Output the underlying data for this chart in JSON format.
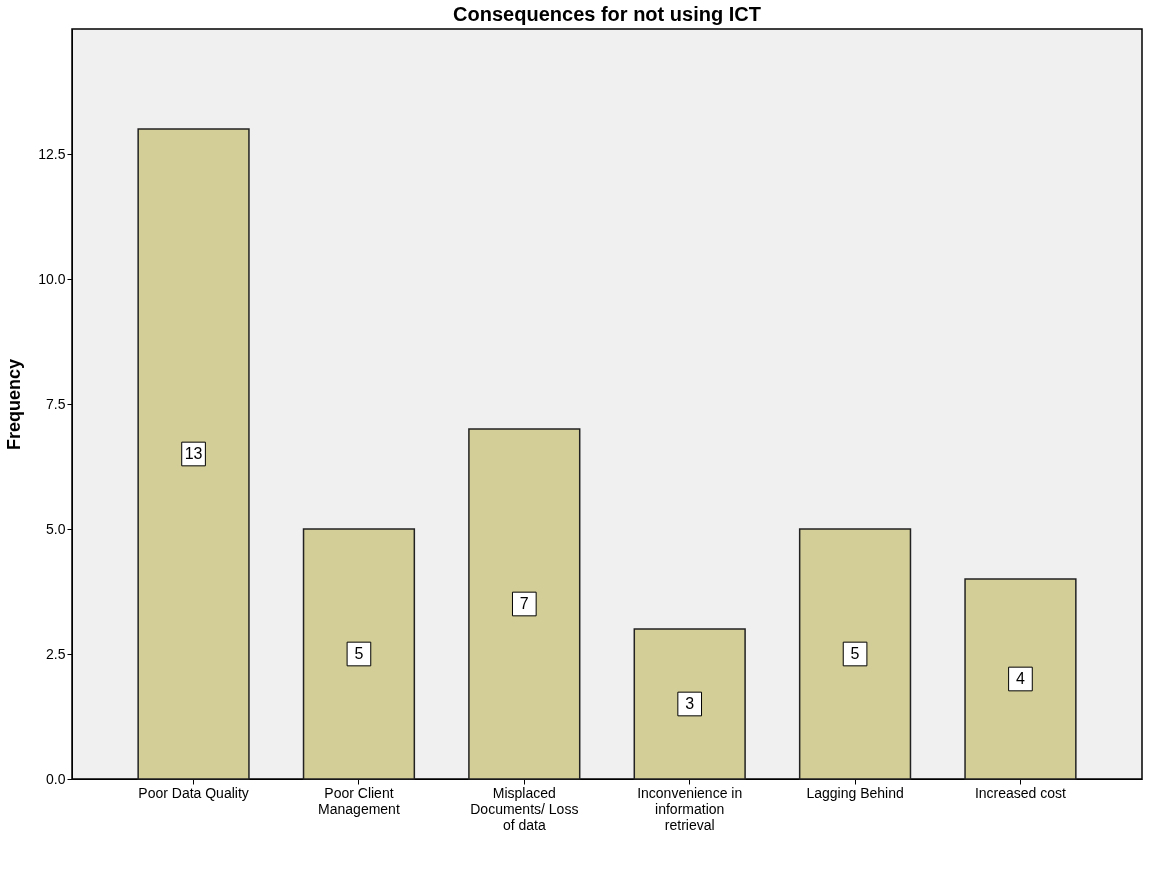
{
  "chart_data": {
    "type": "bar",
    "title": "Consequences for not using ICT",
    "ylabel": "Frequency",
    "categories": [
      "Poor Data Quality",
      "Poor Client Management",
      "Misplaced Documents/ Loss of data",
      "Inconvenience in information retrieval",
      "Lagging Behind",
      "Increased cost"
    ],
    "values": [
      13,
      5,
      7,
      3,
      5,
      4
    ],
    "color": "#d3ce97",
    "data_labels": true,
    "grid": false,
    "ylim": [
      0,
      15
    ],
    "yticks": [
      {
        "value": 0,
        "label": "0.0"
      },
      {
        "value": 2.5,
        "label": "2.5"
      },
      {
        "value": 5,
        "label": "5.0"
      },
      {
        "value": 7.5,
        "label": "7.5"
      },
      {
        "value": 10,
        "label": "10.0"
      },
      {
        "value": 12.5,
        "label": "12.5"
      }
    ]
  }
}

※

THE REQUEST:
From the entries above, return each line with the word "Poor" in it.

WRITTEN RESPONSE:
      "Poor Data Quality",
      "Poor Client Management",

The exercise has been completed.